### Provided data
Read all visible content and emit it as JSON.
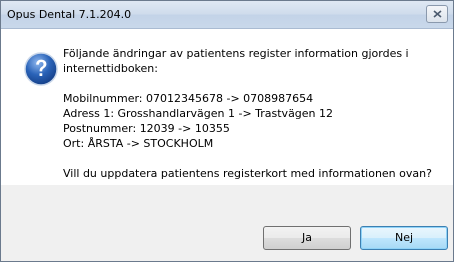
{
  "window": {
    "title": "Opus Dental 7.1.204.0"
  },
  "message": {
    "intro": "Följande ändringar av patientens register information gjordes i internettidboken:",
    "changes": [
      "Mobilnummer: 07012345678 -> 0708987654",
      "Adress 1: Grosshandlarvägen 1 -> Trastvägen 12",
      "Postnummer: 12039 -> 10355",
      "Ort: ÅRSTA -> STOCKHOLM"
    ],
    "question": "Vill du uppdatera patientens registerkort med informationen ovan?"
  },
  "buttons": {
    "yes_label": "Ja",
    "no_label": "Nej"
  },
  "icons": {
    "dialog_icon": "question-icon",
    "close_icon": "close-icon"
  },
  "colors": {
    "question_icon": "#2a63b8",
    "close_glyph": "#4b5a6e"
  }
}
...
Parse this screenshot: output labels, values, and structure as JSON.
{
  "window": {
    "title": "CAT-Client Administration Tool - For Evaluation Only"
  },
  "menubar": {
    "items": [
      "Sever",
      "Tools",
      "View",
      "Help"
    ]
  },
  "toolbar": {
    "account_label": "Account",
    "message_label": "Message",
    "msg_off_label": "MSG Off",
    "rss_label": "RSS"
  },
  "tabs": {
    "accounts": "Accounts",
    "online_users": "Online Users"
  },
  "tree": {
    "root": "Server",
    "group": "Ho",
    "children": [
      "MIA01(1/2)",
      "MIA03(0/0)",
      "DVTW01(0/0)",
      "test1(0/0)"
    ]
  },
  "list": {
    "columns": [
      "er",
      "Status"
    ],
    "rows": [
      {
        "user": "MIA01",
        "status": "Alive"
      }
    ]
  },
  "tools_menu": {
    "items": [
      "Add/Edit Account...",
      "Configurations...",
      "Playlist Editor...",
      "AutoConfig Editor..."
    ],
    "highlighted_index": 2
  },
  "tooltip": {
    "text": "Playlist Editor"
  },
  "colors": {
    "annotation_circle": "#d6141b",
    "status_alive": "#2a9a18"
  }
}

### Task statement
Give only a number: how many lines of the data hold the string "Playlist"?

### Right answer
2